## Task to carry out
With the pictures left out, copy the listing below exactly.

## Records for this task
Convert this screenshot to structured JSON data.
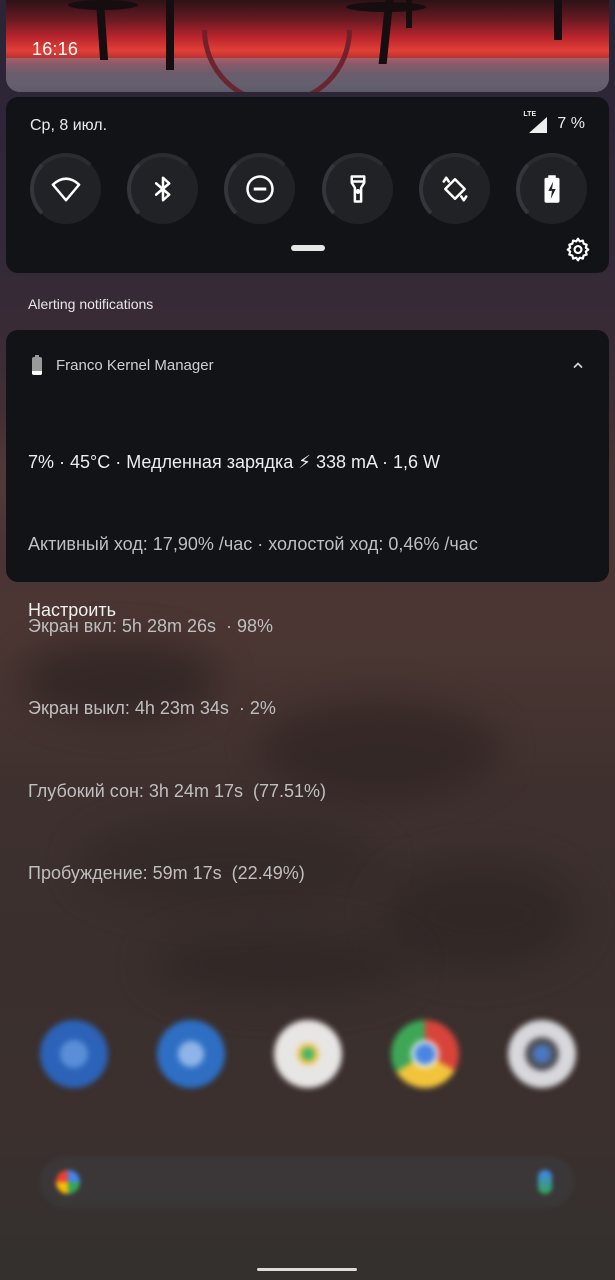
{
  "status_bar": {
    "time": "16:16"
  },
  "quick_settings": {
    "date": "Ср, 8 июл.",
    "network_type": "LTE",
    "battery_percent": "7 %",
    "tiles": [
      {
        "name": "wifi",
        "icon": "wifi-icon"
      },
      {
        "name": "bluetooth",
        "icon": "bluetooth-icon"
      },
      {
        "name": "do-not-disturb",
        "icon": "do-not-disturb-icon"
      },
      {
        "name": "flashlight",
        "icon": "flashlight-icon"
      },
      {
        "name": "auto-rotate",
        "icon": "auto-rotate-icon"
      },
      {
        "name": "battery-saver",
        "icon": "battery-charging-icon"
      }
    ]
  },
  "section_label": "Alerting notifications",
  "notification": {
    "app_name": "Franco Kernel Manager",
    "lines": [
      "7% · 45°C · Медленная зарядка ⚡ 338 mA · 1,6 W",
      "Активный ход: 17,90% /час · холостой ход: 0,46% /час",
      "Экран вкл: 5h 28m 26s  · 98%",
      "Экран выкл: 4h 23m 34s  · 2%",
      "Глубокий сон: 3h 24m 17s  (77.51%)",
      "Пробуждение: 59m 17s  (22.49%)"
    ]
  },
  "customize_label": "Настроить",
  "colors": {
    "panel_bg": "#121317",
    "tile_bg": "#202226",
    "text_primary": "#ececec",
    "text_secondary": "#bfbfbf"
  },
  "dock": {
    "apps": [
      "phone-icon",
      "messages-icon",
      "play-store-icon",
      "chrome-icon",
      "camera-icon"
    ]
  }
}
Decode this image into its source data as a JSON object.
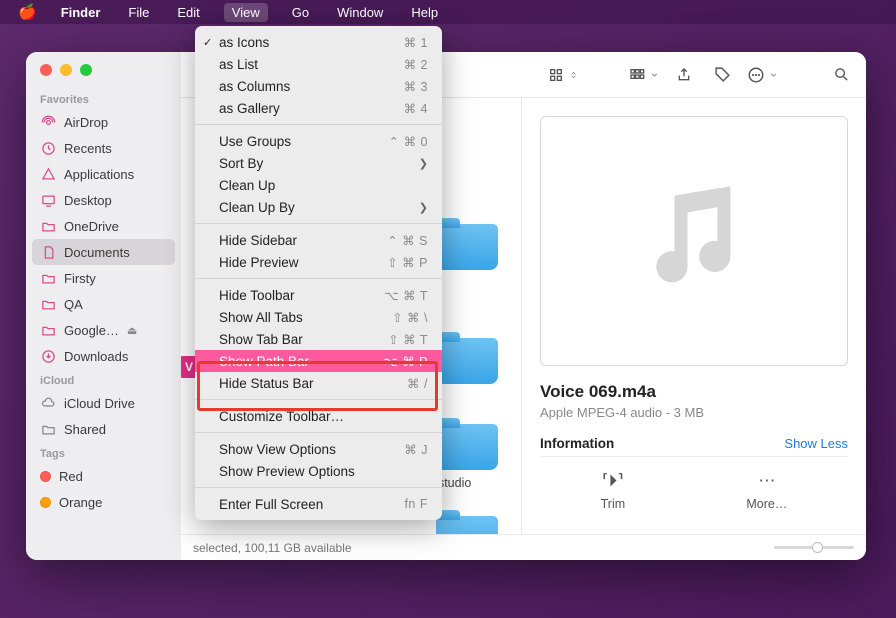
{
  "menubar": {
    "app": "Finder",
    "items": [
      "File",
      "Edit",
      "View",
      "Go",
      "Window",
      "Help"
    ],
    "active_index": 2
  },
  "view_menu": {
    "items": [
      {
        "label": "as Icons",
        "short": "⌘ 1",
        "checked": true
      },
      {
        "label": "as List",
        "short": "⌘ 2"
      },
      {
        "label": "as Columns",
        "short": "⌘ 3"
      },
      {
        "label": "as Gallery",
        "short": "⌘ 4"
      },
      {
        "sep": true
      },
      {
        "label": "Use Groups",
        "short": "⌃ ⌘ 0"
      },
      {
        "label": "Sort By",
        "submenu": true
      },
      {
        "label": "Clean Up"
      },
      {
        "label": "Clean Up By",
        "submenu": true
      },
      {
        "sep": true
      },
      {
        "label": "Hide Sidebar",
        "short": "⌃ ⌘ S"
      },
      {
        "label": "Hide Preview",
        "short": "⇧ ⌘ P"
      },
      {
        "sep": true
      },
      {
        "label": "Hide Toolbar",
        "short": "⌥ ⌘ T"
      },
      {
        "label": "Show All Tabs",
        "short": "⇧ ⌘ \\"
      },
      {
        "label": "Show Tab Bar",
        "short": "⇧ ⌘ T"
      },
      {
        "label": "Show Path Bar",
        "short": "⌥ ⌘ P",
        "highlighted": true
      },
      {
        "label": "Hide Status Bar",
        "short": "⌘ /"
      },
      {
        "sep": true
      },
      {
        "label": "Customize Toolbar…"
      },
      {
        "sep": true
      },
      {
        "label": "Show View Options",
        "short": "⌘ J"
      },
      {
        "label": "Show Preview Options"
      },
      {
        "sep": true
      },
      {
        "label": "Enter Full Screen",
        "short": "fn F"
      }
    ]
  },
  "sidebar": {
    "sections": {
      "favorites": "Favorites",
      "icloud": "iCloud",
      "tags": "Tags"
    },
    "favorites": [
      {
        "label": "AirDrop"
      },
      {
        "label": "Recents"
      },
      {
        "label": "Applications"
      },
      {
        "label": "Desktop"
      },
      {
        "label": "OneDrive"
      },
      {
        "label": "Documents",
        "selected": true
      },
      {
        "label": "Firsty"
      },
      {
        "label": "QA"
      },
      {
        "label": "Google…",
        "ejectable": true
      },
      {
        "label": "Downloads"
      }
    ],
    "icloud": [
      {
        "label": "iCloud Drive"
      },
      {
        "label": "Shared"
      }
    ],
    "tags": [
      {
        "label": "Red",
        "color": "#ff5f57"
      },
      {
        "label": "Orange",
        "color": "#ff9f0a"
      }
    ]
  },
  "content": {
    "partial_v": "V",
    "partial_estudio": "estudio"
  },
  "preview": {
    "filename": "Voice 069.m4a",
    "meta": "Apple MPEG-4 audio - 3 MB",
    "info_label": "Information",
    "show_less": "Show Less",
    "action_trim": "Trim",
    "action_more": "More…"
  },
  "status": {
    "text": "selected, 100,11 GB available"
  }
}
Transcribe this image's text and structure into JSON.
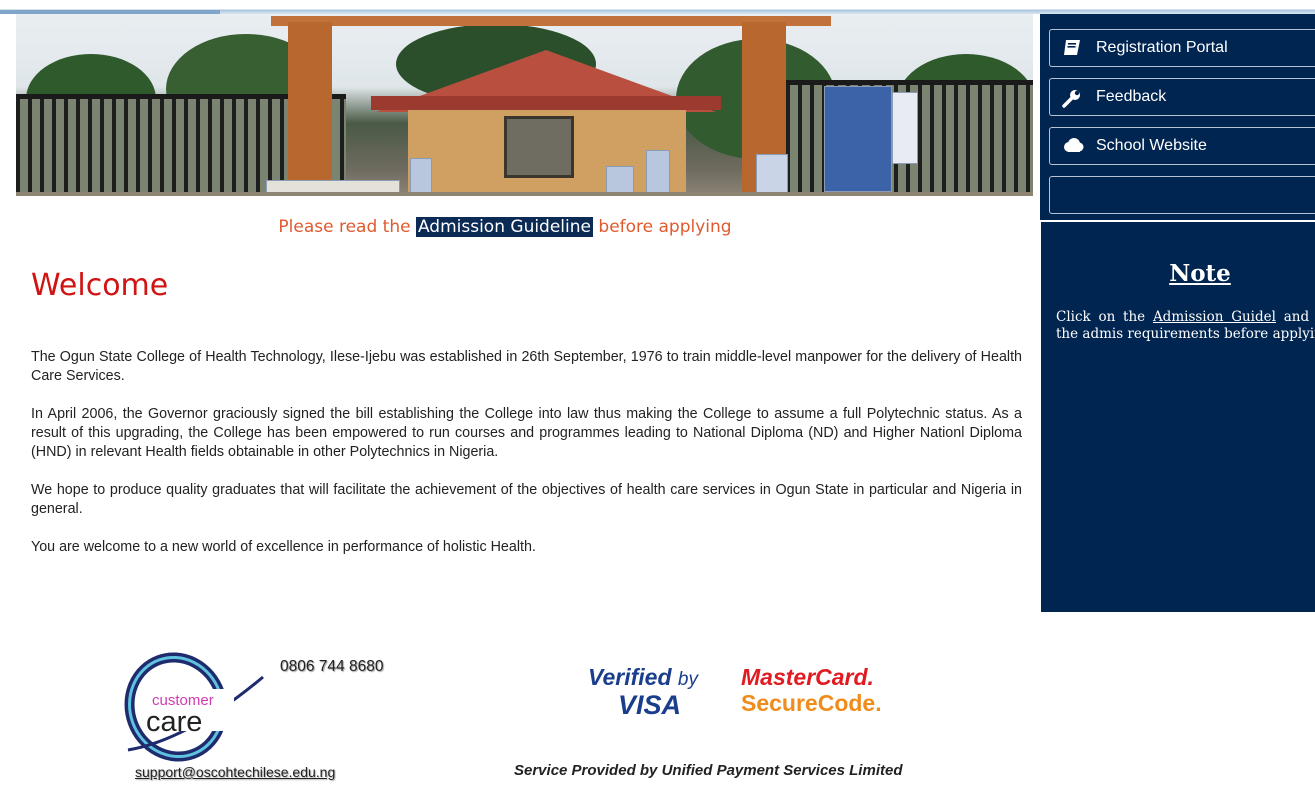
{
  "sidebar": {
    "buttons": [
      {
        "label": "Registration Portal",
        "icon": "book-icon"
      },
      {
        "label": "Feedback",
        "icon": "wrench-icon"
      },
      {
        "label": "School Website",
        "icon": "cloud-icon"
      },
      {
        "label": "",
        "icon": ""
      }
    ],
    "note": {
      "title": "Note",
      "text_before": "Click on the ",
      "link": "Admission Guidel",
      "text_after": " and read the admis requirements before applying"
    }
  },
  "main": {
    "notice": {
      "before": "Please read the ",
      "link": "Admission Guideline",
      "after": " before applying"
    },
    "heading": "Welcome",
    "paragraphs": [
      "The Ogun State College of Health Technology, Ilese-Ijebu was established in 26th September, 1976 to train middle-level manpower for the delivery of Health Care Services.",
      "In April 2006, the Governor graciously signed the bill establishing the College into law thus making the College to assume a full Polytechnic status. As a result of this upgrading, the College has been empowered to run courses and programmes leading to National Diploma (ND) and Higher Nationl Diploma (HND) in relevant Health fields obtainable in other Polytechnics in Nigeria.",
      "We hope to produce quality graduates that will facilitate the achievement of the objectives of health care services in Ogun State in particular and Nigeria in general.",
      "You are welcome to a new world of excellence in performance of holistic Health."
    ]
  },
  "footer": {
    "customer_care": {
      "word1": "customer",
      "word2": "care"
    },
    "phone": "0806 744 8680",
    "email": "support@oscohtechilese.edu.ng",
    "verified_by_visa": {
      "line1": "Verified",
      "by": "by",
      "line2": "VISA"
    },
    "mastercard": {
      "line1": "MasterCard.",
      "line2": "SecureCode."
    },
    "service_text": "Service Provided by Unified Payment Services Limited"
  },
  "colors": {
    "sidebar_bg": "#002551",
    "welcome_red": "#d01313",
    "notice_orange": "#e05a2e",
    "visa_blue": "#1a3e8c",
    "mastercard_red": "#e01b22",
    "mastercard_orange": "#f08c1c"
  }
}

## Answer for the task
Convert this screenshot to structured JSON data.
{
  "status_bar": {
    "time": "16:16"
  },
  "quick_settings": {
    "date": "Ср, 8 июл.",
    "network_type": "LTE",
    "battery_percent": "7 %",
    "tiles": [
      {
        "name": "wifi",
        "icon": "wifi-icon"
      },
      {
        "name": "bluetooth",
        "icon": "bluetooth-icon"
      },
      {
        "name": "do-not-disturb",
        "icon": "do-not-disturb-icon"
      },
      {
        "name": "flashlight",
        "icon": "flashlight-icon"
      },
      {
        "name": "auto-rotate",
        "icon": "auto-rotate-icon"
      },
      {
        "name": "battery-saver",
        "icon": "battery-charging-icon"
      }
    ]
  },
  "section_label": "Alerting notifications",
  "notification": {
    "app_name": "Franco Kernel Manager",
    "lines": [
      "7% · 45°C · Медленная зарядка ⚡ 338 mA · 1,6 W",
      "Активный ход: 17,90% /час · холостой ход: 0,46% /час",
      "Экран вкл: 5h 28m 26s  · 98%",
      "Экран выкл: 4h 23m 34s  · 2%",
      "Глубокий сон: 3h 24m 17s  (77.51%)",
      "Пробуждение: 59m 17s  (22.49%)"
    ]
  },
  "customize_label": "Настроить",
  "colors": {
    "panel_bg": "#121317",
    "tile_bg": "#202226",
    "text_primary": "#ececec",
    "text_secondary": "#bfbfbf"
  },
  "dock": {
    "apps": [
      "phone-icon",
      "messages-icon",
      "play-store-icon",
      "chrome-icon",
      "camera-icon"
    ]
  }
}
Decode this image into its source data as a JSON object.
{
  "menubar": {
    "app": "Finder",
    "items": [
      "File",
      "Edit",
      "View",
      "Go",
      "Window",
      "Help"
    ],
    "active_index": 2
  },
  "view_menu": {
    "items": [
      {
        "label": "as Icons",
        "short": "⌘ 1",
        "checked": true
      },
      {
        "label": "as List",
        "short": "⌘ 2"
      },
      {
        "label": "as Columns",
        "short": "⌘ 3"
      },
      {
        "label": "as Gallery",
        "short": "⌘ 4"
      },
      {
        "sep": true
      },
      {
        "label": "Use Groups",
        "short": "⌃ ⌘ 0"
      },
      {
        "label": "Sort By",
        "submenu": true
      },
      {
        "label": "Clean Up"
      },
      {
        "label": "Clean Up By",
        "submenu": true
      },
      {
        "sep": true
      },
      {
        "label": "Hide Sidebar",
        "short": "⌃ ⌘ S"
      },
      {
        "label": "Hide Preview",
        "short": "⇧ ⌘ P"
      },
      {
        "sep": true
      },
      {
        "label": "Hide Toolbar",
        "short": "⌥ ⌘ T"
      },
      {
        "label": "Show All Tabs",
        "short": "⇧ ⌘ \\"
      },
      {
        "label": "Show Tab Bar",
        "short": "⇧ ⌘ T"
      },
      {
        "label": "Show Path Bar",
        "short": "⌥ ⌘ P",
        "highlighted": true
      },
      {
        "label": "Hide Status Bar",
        "short": "⌘ /"
      },
      {
        "sep": true
      },
      {
        "label": "Customize Toolbar…"
      },
      {
        "sep": true
      },
      {
        "label": "Show View Options",
        "short": "⌘ J"
      },
      {
        "label": "Show Preview Options"
      },
      {
        "sep": true
      },
      {
        "label": "Enter Full Screen",
        "short": "fn F"
      }
    ]
  },
  "sidebar": {
    "sections": {
      "favorites": "Favorites",
      "icloud": "iCloud",
      "tags": "Tags"
    },
    "favorites": [
      {
        "label": "AirDrop"
      },
      {
        "label": "Recents"
      },
      {
        "label": "Applications"
      },
      {
        "label": "Desktop"
      },
      {
        "label": "OneDrive"
      },
      {
        "label": "Documents",
        "selected": true
      },
      {
        "label": "Firsty"
      },
      {
        "label": "QA"
      },
      {
        "label": "Google…",
        "ejectable": true
      },
      {
        "label": "Downloads"
      }
    ],
    "icloud": [
      {
        "label": "iCloud Drive"
      },
      {
        "label": "Shared"
      }
    ],
    "tags": [
      {
        "label": "Red",
        "color": "#ff5f57"
      },
      {
        "label": "Orange",
        "color": "#ff9f0a"
      }
    ]
  },
  "content": {
    "partial_v": "V",
    "partial_estudio": "estudio"
  },
  "preview": {
    "filename": "Voice 069.m4a",
    "meta": "Apple MPEG-4 audio - 3 MB",
    "info_label": "Information",
    "show_less": "Show Less",
    "action_trim": "Trim",
    "action_more": "More…"
  },
  "status": {
    "text": "selected, 100,11 GB available"
  }
}
Transcribe this image's text and structure into JSON.
{
  "sidebar": {
    "buttons": [
      {
        "label": "Registration Portal",
        "icon": "book-icon"
      },
      {
        "label": "Feedback",
        "icon": "wrench-icon"
      },
      {
        "label": "School Website",
        "icon": "cloud-icon"
      },
      {
        "label": "",
        "icon": ""
      }
    ],
    "note": {
      "title": "Note",
      "text_before": "Click on the ",
      "link": "Admission Guidel",
      "text_after": " and read the admis requirements before applying"
    }
  },
  "main": {
    "notice": {
      "before": "Please read the ",
      "link": "Admission Guideline",
      "after": " before applying"
    },
    "heading": "Welcome",
    "paragraphs": [
      "The Ogun State College of Health Technology, Ilese-Ijebu was established in 26th September, 1976 to train middle-level manpower for the delivery of Health Care Services.",
      "In April 2006, the Governor graciously signed the bill establishing the College into law thus making the College to assume a full Polytechnic status. As a result of this upgrading, the College has been empowered to run courses and programmes leading to National Diploma (ND) and Higher Nationl Diploma (HND) in relevant Health fields obtainable in other Polytechnics in Nigeria.",
      "We hope to produce quality graduates that will facilitate the achievement of the objectives of health care services in Ogun State in particular and Nigeria in general.",
      "You are welcome to a new world of excellence in performance of holistic Health."
    ]
  },
  "footer": {
    "customer_care": {
      "word1": "customer",
      "word2": "care"
    },
    "phone": "0806 744 8680",
    "email": "support@oscohtechilese.edu.ng",
    "verified_by_visa": {
      "line1": "Verified",
      "by": "by",
      "line2": "VISA"
    },
    "mastercard": {
      "line1": "MasterCard.",
      "line2": "SecureCode."
    },
    "service_text": "Service Provided by Unified Payment Services Limited"
  },
  "colors": {
    "sidebar_bg": "#002551",
    "welcome_red": "#d01313",
    "notice_orange": "#e05a2e",
    "visa_blue": "#1a3e8c",
    "mastercard_red": "#e01b22",
    "mastercard_orange": "#f08c1c"
  }
}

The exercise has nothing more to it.